> Activity: Tally up the lines below that contain the word "density" and give the total alone.

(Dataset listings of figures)
______
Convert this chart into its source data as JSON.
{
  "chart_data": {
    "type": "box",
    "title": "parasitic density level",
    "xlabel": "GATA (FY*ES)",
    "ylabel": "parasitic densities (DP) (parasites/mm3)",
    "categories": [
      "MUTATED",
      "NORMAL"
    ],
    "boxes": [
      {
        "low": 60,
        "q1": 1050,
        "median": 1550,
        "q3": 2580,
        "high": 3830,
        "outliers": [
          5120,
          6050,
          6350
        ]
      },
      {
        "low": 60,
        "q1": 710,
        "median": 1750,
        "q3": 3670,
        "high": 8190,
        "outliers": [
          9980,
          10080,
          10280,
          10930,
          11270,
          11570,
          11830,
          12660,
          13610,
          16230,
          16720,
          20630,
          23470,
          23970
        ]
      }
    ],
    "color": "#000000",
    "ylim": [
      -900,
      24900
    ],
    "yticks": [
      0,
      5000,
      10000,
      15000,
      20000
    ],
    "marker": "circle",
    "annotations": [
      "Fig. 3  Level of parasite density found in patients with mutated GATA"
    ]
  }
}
______
> Task result: 2